* Data for processing *

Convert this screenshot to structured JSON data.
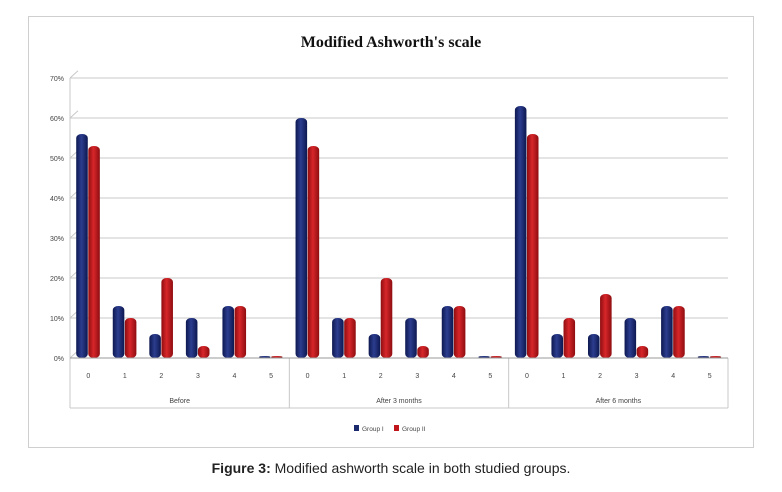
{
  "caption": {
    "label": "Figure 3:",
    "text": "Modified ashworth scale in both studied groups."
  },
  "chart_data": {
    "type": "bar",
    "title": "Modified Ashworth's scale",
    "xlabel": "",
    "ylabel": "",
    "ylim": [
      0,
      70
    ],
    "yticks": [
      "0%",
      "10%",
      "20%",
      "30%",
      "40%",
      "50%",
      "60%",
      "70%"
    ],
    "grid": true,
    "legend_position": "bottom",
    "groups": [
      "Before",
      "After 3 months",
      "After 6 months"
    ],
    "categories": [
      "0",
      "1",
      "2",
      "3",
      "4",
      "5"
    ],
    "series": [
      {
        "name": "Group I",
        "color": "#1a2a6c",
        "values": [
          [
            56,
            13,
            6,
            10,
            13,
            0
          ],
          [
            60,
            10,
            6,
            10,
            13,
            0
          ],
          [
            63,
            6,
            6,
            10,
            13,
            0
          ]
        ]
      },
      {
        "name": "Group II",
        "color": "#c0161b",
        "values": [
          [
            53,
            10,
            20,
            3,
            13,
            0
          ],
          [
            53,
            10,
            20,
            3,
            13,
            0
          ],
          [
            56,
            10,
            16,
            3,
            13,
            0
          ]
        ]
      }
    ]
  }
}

==

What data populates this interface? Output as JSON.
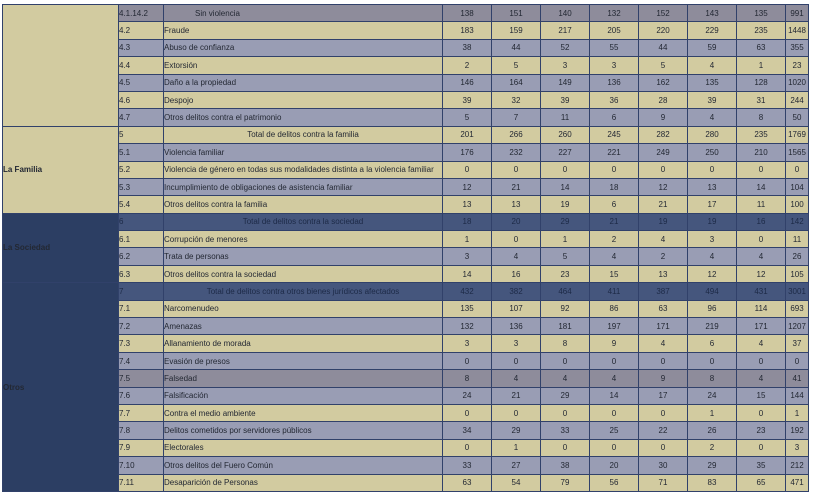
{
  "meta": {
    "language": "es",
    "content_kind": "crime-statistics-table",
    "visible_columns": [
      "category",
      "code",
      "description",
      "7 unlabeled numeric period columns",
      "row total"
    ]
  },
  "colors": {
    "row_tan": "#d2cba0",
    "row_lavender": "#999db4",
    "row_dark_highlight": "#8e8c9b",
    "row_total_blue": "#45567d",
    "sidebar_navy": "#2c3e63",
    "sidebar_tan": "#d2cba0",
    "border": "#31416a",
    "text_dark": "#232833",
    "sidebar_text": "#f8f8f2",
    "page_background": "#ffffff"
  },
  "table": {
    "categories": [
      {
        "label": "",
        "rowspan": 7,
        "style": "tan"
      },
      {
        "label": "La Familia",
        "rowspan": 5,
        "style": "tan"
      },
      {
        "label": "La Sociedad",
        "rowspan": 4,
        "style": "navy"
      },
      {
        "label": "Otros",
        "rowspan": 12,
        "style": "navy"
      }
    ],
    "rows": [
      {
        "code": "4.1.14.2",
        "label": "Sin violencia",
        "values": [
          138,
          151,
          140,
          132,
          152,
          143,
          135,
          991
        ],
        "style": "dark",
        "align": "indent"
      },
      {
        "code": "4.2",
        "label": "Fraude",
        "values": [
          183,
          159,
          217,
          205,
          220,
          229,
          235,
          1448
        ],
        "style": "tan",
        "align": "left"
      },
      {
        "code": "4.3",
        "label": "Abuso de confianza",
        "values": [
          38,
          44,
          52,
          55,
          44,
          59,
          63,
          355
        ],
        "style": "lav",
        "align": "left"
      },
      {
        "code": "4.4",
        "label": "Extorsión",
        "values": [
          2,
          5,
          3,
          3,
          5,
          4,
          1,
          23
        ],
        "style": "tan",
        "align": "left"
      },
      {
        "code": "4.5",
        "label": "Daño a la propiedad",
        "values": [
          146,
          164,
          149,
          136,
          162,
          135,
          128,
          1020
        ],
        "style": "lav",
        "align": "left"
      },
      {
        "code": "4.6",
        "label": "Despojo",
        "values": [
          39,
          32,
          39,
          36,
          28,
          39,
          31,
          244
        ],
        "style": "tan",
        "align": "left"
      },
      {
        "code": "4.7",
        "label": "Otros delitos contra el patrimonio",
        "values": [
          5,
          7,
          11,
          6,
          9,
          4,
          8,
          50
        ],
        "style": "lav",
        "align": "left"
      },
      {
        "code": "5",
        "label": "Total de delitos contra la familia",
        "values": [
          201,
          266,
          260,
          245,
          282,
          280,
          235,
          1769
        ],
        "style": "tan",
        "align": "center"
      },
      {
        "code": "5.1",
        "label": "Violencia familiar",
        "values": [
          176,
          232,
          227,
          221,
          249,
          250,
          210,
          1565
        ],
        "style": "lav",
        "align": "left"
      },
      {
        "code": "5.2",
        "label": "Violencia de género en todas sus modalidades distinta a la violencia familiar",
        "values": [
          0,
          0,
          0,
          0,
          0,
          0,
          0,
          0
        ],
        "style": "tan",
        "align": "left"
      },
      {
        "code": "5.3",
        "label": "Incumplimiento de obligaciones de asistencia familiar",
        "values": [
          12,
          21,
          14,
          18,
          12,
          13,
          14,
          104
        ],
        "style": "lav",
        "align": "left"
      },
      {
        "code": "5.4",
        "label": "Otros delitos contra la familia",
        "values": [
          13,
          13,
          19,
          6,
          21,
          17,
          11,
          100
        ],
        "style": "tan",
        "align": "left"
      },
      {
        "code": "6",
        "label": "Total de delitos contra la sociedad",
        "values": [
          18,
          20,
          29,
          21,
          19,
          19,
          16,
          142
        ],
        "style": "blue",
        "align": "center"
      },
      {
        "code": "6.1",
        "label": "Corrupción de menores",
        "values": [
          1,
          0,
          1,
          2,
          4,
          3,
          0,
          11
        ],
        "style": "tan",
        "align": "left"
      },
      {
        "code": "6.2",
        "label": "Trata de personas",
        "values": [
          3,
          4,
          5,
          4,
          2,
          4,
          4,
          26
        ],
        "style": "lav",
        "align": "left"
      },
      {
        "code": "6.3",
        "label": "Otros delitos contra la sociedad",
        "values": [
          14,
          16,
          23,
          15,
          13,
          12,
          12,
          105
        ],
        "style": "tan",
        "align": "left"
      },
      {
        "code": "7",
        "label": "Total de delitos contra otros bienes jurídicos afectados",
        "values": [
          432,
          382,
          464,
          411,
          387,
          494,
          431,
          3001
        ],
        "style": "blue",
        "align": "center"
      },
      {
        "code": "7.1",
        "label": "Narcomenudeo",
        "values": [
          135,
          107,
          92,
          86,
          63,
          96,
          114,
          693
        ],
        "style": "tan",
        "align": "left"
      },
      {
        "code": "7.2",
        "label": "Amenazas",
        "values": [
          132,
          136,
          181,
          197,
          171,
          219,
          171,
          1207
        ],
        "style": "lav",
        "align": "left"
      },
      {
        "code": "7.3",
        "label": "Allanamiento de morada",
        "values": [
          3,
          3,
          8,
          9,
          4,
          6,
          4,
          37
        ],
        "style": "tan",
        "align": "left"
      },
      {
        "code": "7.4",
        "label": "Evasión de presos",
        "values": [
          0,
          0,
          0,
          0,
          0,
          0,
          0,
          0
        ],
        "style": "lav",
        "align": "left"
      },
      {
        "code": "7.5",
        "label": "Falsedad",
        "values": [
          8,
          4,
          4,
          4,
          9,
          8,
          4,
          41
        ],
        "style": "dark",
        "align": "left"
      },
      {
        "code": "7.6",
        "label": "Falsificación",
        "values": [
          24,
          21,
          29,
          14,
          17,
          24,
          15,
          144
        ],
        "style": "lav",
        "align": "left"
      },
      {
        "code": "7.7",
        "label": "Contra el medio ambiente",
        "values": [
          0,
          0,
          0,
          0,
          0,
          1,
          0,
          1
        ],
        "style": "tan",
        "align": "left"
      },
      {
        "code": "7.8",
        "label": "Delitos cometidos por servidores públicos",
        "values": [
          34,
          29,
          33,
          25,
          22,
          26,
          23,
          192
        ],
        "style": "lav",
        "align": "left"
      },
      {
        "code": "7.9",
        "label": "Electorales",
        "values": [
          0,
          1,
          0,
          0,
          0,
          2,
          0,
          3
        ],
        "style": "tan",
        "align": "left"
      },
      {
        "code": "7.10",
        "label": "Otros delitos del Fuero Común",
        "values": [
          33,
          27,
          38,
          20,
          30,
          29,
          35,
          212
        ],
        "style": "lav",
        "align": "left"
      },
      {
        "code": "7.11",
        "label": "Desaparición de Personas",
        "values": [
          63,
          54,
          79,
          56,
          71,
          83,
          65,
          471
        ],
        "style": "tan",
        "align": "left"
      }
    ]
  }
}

...

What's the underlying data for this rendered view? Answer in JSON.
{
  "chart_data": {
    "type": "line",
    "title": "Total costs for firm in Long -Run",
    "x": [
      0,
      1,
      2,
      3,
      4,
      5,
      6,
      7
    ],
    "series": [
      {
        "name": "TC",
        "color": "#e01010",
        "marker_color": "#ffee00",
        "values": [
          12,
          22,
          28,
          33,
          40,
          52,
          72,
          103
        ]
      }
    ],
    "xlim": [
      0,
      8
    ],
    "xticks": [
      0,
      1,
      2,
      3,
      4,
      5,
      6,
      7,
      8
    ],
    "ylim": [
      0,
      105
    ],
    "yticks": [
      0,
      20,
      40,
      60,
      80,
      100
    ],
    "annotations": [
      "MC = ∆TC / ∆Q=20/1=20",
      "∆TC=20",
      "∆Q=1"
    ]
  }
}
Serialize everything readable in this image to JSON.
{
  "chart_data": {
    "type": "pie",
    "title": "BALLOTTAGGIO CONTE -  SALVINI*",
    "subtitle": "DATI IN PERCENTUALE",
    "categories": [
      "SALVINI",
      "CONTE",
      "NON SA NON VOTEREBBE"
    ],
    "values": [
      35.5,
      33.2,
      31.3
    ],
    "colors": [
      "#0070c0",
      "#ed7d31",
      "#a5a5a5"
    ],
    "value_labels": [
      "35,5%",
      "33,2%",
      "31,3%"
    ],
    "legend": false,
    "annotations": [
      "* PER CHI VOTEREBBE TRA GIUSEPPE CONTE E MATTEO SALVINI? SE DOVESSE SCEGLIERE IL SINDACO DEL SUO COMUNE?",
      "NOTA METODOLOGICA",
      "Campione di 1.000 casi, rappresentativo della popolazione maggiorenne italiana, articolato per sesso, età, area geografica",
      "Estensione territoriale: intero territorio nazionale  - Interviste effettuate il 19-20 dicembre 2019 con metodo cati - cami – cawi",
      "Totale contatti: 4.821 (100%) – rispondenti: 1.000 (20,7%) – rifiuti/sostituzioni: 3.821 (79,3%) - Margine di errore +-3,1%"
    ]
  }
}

* Exercise instructions *
Pull out each line containing the word "What" and copy it.

* Response *
What data populates this interface? Output as JSON.
What's the underlying data for this rendered view? Answer in JSON.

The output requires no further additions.